[Entries taken from a collection]
>>>>>

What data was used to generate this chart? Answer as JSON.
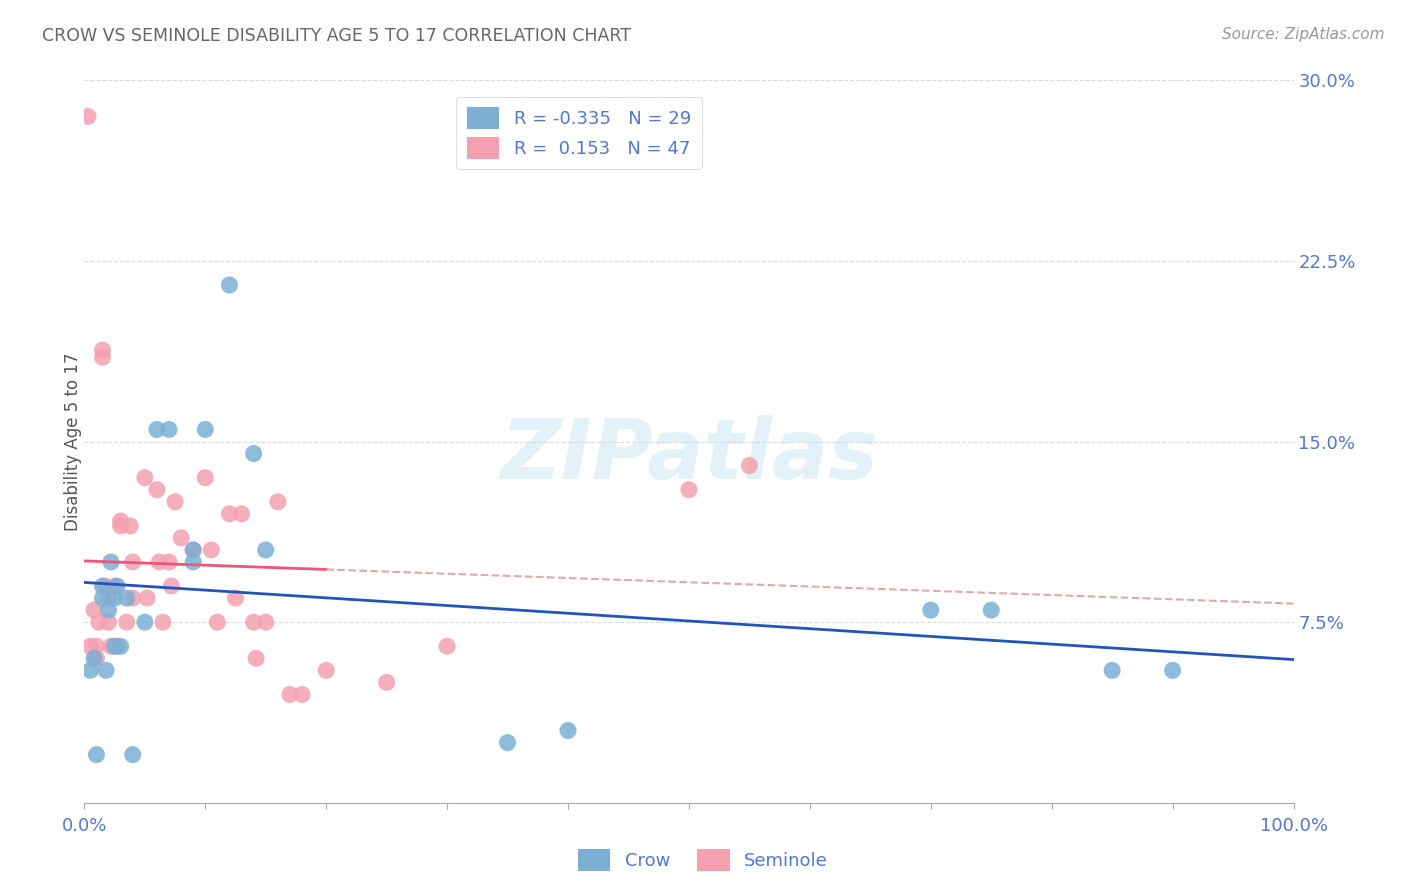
{
  "title": "CROW VS SEMINOLE DISABILITY AGE 5 TO 17 CORRELATION CHART",
  "source": "Source: ZipAtlas.com",
  "ylabel": "Disability Age 5 to 17",
  "crow_color": "#7BAFD4",
  "seminole_color": "#F4A0B0",
  "crow_line_color": "#2255BB",
  "seminole_line_color": "#EE5577",
  "seminole_dash_color": "#DDAAAA",
  "background_color": "#FFFFFF",
  "grid_color": "#CCCCCC",
  "axis_label_color": "#5577CC",
  "title_color": "#666666",
  "xlim": [
    0.0,
    1.0
  ],
  "ylim": [
    0.0,
    0.3
  ],
  "crow_R": -0.335,
  "crow_N": 29,
  "seminole_R": 0.153,
  "seminole_N": 47,
  "crow_scatter_x": [
    0.005,
    0.008,
    0.01,
    0.015,
    0.015,
    0.018,
    0.02,
    0.022,
    0.025,
    0.025,
    0.027,
    0.03,
    0.035,
    0.04,
    0.05,
    0.06,
    0.07,
    0.09,
    0.09,
    0.1,
    0.12,
    0.14,
    0.15,
    0.35,
    0.4,
    0.7,
    0.75,
    0.85,
    0.9
  ],
  "crow_scatter_y": [
    0.055,
    0.06,
    0.02,
    0.085,
    0.09,
    0.055,
    0.08,
    0.1,
    0.085,
    0.065,
    0.09,
    0.065,
    0.085,
    0.02,
    0.075,
    0.155,
    0.155,
    0.1,
    0.105,
    0.155,
    0.215,
    0.145,
    0.105,
    0.025,
    0.03,
    0.08,
    0.08,
    0.055,
    0.055
  ],
  "seminole_scatter_x": [
    0.003,
    0.005,
    0.008,
    0.01,
    0.01,
    0.012,
    0.015,
    0.015,
    0.017,
    0.02,
    0.02,
    0.022,
    0.025,
    0.027,
    0.03,
    0.03,
    0.035,
    0.038,
    0.04,
    0.04,
    0.05,
    0.052,
    0.06,
    0.062,
    0.065,
    0.07,
    0.072,
    0.075,
    0.08,
    0.09,
    0.1,
    0.105,
    0.11,
    0.12,
    0.125,
    0.13,
    0.14,
    0.142,
    0.15,
    0.16,
    0.17,
    0.18,
    0.2,
    0.25,
    0.3,
    0.5,
    0.55
  ],
  "seminole_scatter_y": [
    0.285,
    0.065,
    0.08,
    0.06,
    0.065,
    0.075,
    0.185,
    0.188,
    0.09,
    0.085,
    0.075,
    0.065,
    0.09,
    0.065,
    0.115,
    0.117,
    0.075,
    0.115,
    0.1,
    0.085,
    0.135,
    0.085,
    0.13,
    0.1,
    0.075,
    0.1,
    0.09,
    0.125,
    0.11,
    0.105,
    0.135,
    0.105,
    0.075,
    0.12,
    0.085,
    0.12,
    0.075,
    0.06,
    0.075,
    0.125,
    0.045,
    0.045,
    0.055,
    0.05,
    0.065,
    0.13,
    0.14
  ],
  "watermark_text": "ZIPatlas",
  "yticks": [
    0.0,
    0.075,
    0.15,
    0.225,
    0.3
  ],
  "ytick_labels": [
    "",
    "7.5%",
    "15.0%",
    "22.5%",
    "30.0%"
  ],
  "xticks": [
    0.0,
    0.1,
    0.2,
    0.3,
    0.4,
    0.5,
    0.6,
    0.7,
    0.8,
    0.9,
    1.0
  ],
  "xtick_labels": [
    "0.0%",
    "",
    "",
    "",
    "",
    "",
    "",
    "",
    "",
    "",
    "100.0%"
  ]
}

<<<<<

** AIM **
Transcribe the listing in full and omit the pictures.

** OUTPUT BELOW **
What data was used to generate this chart? Answer as JSON.
{
  "title": "CROW VS SEMINOLE DISABILITY AGE 5 TO 17 CORRELATION CHART",
  "source": "Source: ZipAtlas.com",
  "ylabel": "Disability Age 5 to 17",
  "crow_color": "#7BAFD4",
  "seminole_color": "#F4A0B0",
  "crow_line_color": "#2255BB",
  "seminole_line_color": "#EE5577",
  "seminole_dash_color": "#DDAAAA",
  "background_color": "#FFFFFF",
  "grid_color": "#CCCCCC",
  "axis_label_color": "#5577CC",
  "title_color": "#666666",
  "xlim": [
    0.0,
    1.0
  ],
  "ylim": [
    0.0,
    0.3
  ],
  "crow_R": -0.335,
  "crow_N": 29,
  "seminole_R": 0.153,
  "seminole_N": 47,
  "crow_scatter_x": [
    0.005,
    0.008,
    0.01,
    0.015,
    0.015,
    0.018,
    0.02,
    0.022,
    0.025,
    0.025,
    0.027,
    0.03,
    0.035,
    0.04,
    0.05,
    0.06,
    0.07,
    0.09,
    0.09,
    0.1,
    0.12,
    0.14,
    0.15,
    0.35,
    0.4,
    0.7,
    0.75,
    0.85,
    0.9
  ],
  "crow_scatter_y": [
    0.055,
    0.06,
    0.02,
    0.085,
    0.09,
    0.055,
    0.08,
    0.1,
    0.085,
    0.065,
    0.09,
    0.065,
    0.085,
    0.02,
    0.075,
    0.155,
    0.155,
    0.1,
    0.105,
    0.155,
    0.215,
    0.145,
    0.105,
    0.025,
    0.03,
    0.08,
    0.08,
    0.055,
    0.055
  ],
  "seminole_scatter_x": [
    0.003,
    0.005,
    0.008,
    0.01,
    0.01,
    0.012,
    0.015,
    0.015,
    0.017,
    0.02,
    0.02,
    0.022,
    0.025,
    0.027,
    0.03,
    0.03,
    0.035,
    0.038,
    0.04,
    0.04,
    0.05,
    0.052,
    0.06,
    0.062,
    0.065,
    0.07,
    0.072,
    0.075,
    0.08,
    0.09,
    0.1,
    0.105,
    0.11,
    0.12,
    0.125,
    0.13,
    0.14,
    0.142,
    0.15,
    0.16,
    0.17,
    0.18,
    0.2,
    0.25,
    0.3,
    0.5,
    0.55
  ],
  "seminole_scatter_y": [
    0.285,
    0.065,
    0.08,
    0.06,
    0.065,
    0.075,
    0.185,
    0.188,
    0.09,
    0.085,
    0.075,
    0.065,
    0.09,
    0.065,
    0.115,
    0.117,
    0.075,
    0.115,
    0.1,
    0.085,
    0.135,
    0.085,
    0.13,
    0.1,
    0.075,
    0.1,
    0.09,
    0.125,
    0.11,
    0.105,
    0.135,
    0.105,
    0.075,
    0.12,
    0.085,
    0.12,
    0.075,
    0.06,
    0.075,
    0.125,
    0.045,
    0.045,
    0.055,
    0.05,
    0.065,
    0.13,
    0.14
  ],
  "watermark_text": "ZIPatlas",
  "yticks": [
    0.0,
    0.075,
    0.15,
    0.225,
    0.3
  ],
  "ytick_labels": [
    "",
    "7.5%",
    "15.0%",
    "22.5%",
    "30.0%"
  ],
  "xticks": [
    0.0,
    0.1,
    0.2,
    0.3,
    0.4,
    0.5,
    0.6,
    0.7,
    0.8,
    0.9,
    1.0
  ],
  "xtick_labels": [
    "0.0%",
    "",
    "",
    "",
    "",
    "",
    "",
    "",
    "",
    "",
    "100.0%"
  ]
}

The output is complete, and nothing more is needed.